THE EXERCISE
Everything from the line containing "Read out every word on this page." through the final line of the records must be transcribed verbatim; nothing else belongs in the result.

Data excerpts
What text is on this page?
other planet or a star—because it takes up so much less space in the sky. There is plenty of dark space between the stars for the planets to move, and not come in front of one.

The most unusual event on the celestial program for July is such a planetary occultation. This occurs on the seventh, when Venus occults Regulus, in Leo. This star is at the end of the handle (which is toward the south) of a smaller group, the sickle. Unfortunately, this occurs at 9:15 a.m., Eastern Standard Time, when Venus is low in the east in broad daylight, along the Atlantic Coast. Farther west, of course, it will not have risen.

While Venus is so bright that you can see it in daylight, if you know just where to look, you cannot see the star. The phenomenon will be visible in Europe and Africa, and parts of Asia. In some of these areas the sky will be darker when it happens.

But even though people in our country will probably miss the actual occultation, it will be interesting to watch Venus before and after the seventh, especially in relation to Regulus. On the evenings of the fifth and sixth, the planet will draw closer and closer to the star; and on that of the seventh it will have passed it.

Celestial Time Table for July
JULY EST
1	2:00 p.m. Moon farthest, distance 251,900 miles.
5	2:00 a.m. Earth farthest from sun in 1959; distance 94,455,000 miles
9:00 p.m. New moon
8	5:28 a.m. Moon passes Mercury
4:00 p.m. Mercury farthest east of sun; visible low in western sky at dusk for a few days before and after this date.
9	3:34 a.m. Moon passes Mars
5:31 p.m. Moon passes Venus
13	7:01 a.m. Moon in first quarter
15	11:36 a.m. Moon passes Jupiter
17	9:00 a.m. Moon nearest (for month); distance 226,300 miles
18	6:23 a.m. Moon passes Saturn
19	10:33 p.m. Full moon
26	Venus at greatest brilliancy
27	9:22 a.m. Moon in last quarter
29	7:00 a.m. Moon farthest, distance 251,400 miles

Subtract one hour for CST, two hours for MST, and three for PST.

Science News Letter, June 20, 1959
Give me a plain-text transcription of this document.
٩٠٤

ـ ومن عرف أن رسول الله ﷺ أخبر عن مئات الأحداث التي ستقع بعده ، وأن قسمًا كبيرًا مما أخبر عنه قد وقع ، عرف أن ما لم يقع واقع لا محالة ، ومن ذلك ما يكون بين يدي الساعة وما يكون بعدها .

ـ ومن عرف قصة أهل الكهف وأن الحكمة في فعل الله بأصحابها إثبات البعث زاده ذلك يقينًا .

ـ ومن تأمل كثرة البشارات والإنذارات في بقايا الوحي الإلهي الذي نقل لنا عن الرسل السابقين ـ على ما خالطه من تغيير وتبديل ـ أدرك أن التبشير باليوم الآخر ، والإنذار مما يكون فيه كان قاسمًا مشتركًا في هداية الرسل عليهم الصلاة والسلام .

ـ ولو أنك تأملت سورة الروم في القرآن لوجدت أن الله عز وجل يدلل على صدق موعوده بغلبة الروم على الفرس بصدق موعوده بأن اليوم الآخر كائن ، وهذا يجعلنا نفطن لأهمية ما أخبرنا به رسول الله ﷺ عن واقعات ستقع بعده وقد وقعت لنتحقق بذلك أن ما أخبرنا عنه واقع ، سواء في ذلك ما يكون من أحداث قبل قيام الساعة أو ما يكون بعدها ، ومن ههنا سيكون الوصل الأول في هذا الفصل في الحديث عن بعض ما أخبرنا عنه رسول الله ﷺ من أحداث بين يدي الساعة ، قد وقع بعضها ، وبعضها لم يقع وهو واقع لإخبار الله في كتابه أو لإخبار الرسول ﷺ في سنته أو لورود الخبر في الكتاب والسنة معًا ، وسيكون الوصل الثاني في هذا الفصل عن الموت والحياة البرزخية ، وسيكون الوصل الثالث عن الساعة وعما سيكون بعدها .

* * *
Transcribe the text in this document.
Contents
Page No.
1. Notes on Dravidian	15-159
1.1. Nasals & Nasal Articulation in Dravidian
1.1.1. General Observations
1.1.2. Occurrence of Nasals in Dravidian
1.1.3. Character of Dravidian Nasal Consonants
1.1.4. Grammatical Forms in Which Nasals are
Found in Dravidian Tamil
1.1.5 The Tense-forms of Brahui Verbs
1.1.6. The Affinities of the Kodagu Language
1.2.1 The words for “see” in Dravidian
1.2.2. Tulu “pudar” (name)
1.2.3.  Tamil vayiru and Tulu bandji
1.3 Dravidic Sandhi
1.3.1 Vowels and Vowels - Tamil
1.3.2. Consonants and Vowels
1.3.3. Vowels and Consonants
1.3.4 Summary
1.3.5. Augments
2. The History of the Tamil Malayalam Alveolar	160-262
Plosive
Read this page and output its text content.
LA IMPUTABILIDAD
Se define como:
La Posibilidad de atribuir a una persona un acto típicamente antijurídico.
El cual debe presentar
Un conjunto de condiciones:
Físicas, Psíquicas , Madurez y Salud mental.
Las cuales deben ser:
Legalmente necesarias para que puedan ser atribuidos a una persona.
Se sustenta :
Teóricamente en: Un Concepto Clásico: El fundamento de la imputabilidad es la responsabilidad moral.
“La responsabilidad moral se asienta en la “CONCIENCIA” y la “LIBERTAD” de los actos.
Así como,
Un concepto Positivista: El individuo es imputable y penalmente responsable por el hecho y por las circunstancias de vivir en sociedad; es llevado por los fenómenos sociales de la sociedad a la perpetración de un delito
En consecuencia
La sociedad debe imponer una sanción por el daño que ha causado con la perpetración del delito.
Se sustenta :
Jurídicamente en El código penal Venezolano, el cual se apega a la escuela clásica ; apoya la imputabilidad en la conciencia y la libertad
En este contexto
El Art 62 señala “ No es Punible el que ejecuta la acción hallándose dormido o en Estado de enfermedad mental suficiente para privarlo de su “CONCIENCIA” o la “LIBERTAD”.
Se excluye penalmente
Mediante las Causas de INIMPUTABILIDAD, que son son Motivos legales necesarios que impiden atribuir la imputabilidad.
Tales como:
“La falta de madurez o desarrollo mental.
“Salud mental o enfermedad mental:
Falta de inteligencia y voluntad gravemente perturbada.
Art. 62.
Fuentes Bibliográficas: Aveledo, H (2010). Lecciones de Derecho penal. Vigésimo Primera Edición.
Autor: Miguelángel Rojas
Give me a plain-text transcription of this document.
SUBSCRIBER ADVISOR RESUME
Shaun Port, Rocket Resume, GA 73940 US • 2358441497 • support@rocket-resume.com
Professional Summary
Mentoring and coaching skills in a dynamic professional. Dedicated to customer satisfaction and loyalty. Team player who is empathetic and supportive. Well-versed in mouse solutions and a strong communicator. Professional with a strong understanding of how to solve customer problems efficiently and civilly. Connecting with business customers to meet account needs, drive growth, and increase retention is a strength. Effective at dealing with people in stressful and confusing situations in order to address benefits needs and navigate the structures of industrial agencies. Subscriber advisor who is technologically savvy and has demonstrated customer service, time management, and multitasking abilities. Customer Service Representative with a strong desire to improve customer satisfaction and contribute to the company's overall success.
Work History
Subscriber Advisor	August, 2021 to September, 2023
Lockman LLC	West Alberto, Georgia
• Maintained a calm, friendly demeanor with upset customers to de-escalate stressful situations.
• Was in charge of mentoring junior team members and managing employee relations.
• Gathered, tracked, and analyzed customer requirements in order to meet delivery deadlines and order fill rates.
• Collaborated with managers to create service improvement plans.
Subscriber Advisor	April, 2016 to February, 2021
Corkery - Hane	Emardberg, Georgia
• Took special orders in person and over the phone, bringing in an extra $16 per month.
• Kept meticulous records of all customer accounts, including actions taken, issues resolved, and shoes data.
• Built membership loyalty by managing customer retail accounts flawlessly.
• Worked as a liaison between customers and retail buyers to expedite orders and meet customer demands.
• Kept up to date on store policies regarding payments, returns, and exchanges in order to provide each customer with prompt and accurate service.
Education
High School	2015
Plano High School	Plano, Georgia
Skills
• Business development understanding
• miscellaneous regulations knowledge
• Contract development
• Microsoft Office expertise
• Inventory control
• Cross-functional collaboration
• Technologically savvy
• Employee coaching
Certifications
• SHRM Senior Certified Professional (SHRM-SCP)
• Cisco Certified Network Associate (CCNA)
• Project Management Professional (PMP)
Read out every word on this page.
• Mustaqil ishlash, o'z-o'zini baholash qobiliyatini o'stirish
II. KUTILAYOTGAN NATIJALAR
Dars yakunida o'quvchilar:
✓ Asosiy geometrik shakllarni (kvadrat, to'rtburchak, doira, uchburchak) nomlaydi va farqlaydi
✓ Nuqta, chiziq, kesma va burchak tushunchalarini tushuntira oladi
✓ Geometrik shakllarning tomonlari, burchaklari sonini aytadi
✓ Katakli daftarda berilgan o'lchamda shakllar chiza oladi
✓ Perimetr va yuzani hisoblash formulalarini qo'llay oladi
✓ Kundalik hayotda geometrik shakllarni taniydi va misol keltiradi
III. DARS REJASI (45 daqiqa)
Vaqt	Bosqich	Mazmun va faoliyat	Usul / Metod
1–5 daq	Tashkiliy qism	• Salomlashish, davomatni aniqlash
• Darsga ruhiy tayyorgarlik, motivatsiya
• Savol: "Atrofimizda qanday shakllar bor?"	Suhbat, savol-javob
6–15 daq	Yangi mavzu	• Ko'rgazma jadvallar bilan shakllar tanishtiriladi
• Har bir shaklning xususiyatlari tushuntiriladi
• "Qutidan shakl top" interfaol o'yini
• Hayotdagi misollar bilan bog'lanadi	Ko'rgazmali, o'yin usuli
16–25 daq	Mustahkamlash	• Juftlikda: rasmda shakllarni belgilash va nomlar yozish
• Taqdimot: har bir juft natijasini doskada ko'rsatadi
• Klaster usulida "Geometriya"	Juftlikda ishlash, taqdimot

EXERCISE OUTPUT
Read out every word on this page.
• Mustaqil ishlash, o'z-o'zini baholash qobiliyatini o'stirish
II. KUTILAYOTGAN NATIJALAR
Dars yakunida o'quvchilar:
✓ Asosiy geometrik shakllarni (kvadrat, to'rtburchak, doira, uchburchak) nomlaydi va farqlaydi
✓ Nuqta, chiziq, kesma va burchak tushunchalarini tushuntira oladi
✓ Geometrik shakllarning tomonlari, burchaklari sonini aytadi
✓ Katakli daftarda berilgan o'lchamda shakllar chiza oladi
✓ Perimetr va yuzani hisoblash formulalarini qo'llay oladi
✓ Kundalik hayotda geometrik shakllarni taniydi va misol keltiradi
III. DARS REJASI (45 daqiqa)
Vaqt	Bosqich	Mazmun va faoliyat	Usul / Metod
1–5 daq	Tashkiliy qism	• Salomlashish, davomatni aniqlash
• Darsga ruhiy tayyorgarlik, motivatsiya
• Savol: "Atrofimizda qanday shakllar bor?"	Suhbat, savol-javob
6–15 daq	Yangi mavzu	• Ko'rgazma jadvallar bilan shakllar tanishtiriladi
• Har bir shaklning xususiyatlari tushuntiriladi
• "Qutidan shakl top" interfaol o'yini
• Hayotdagi misollar bilan bog'lanadi	Ko'rgazmali, o'yin usuli
16–25 daq	Mustahkamlash	• Juftlikda: rasmda shakllarni belgilash va nomlar yozish
• Taqdimot: har bir juft natijasini doskada ko'rsatadi
• Klaster usulida "Geometriya"	Juftlikda ishlash, taqdimot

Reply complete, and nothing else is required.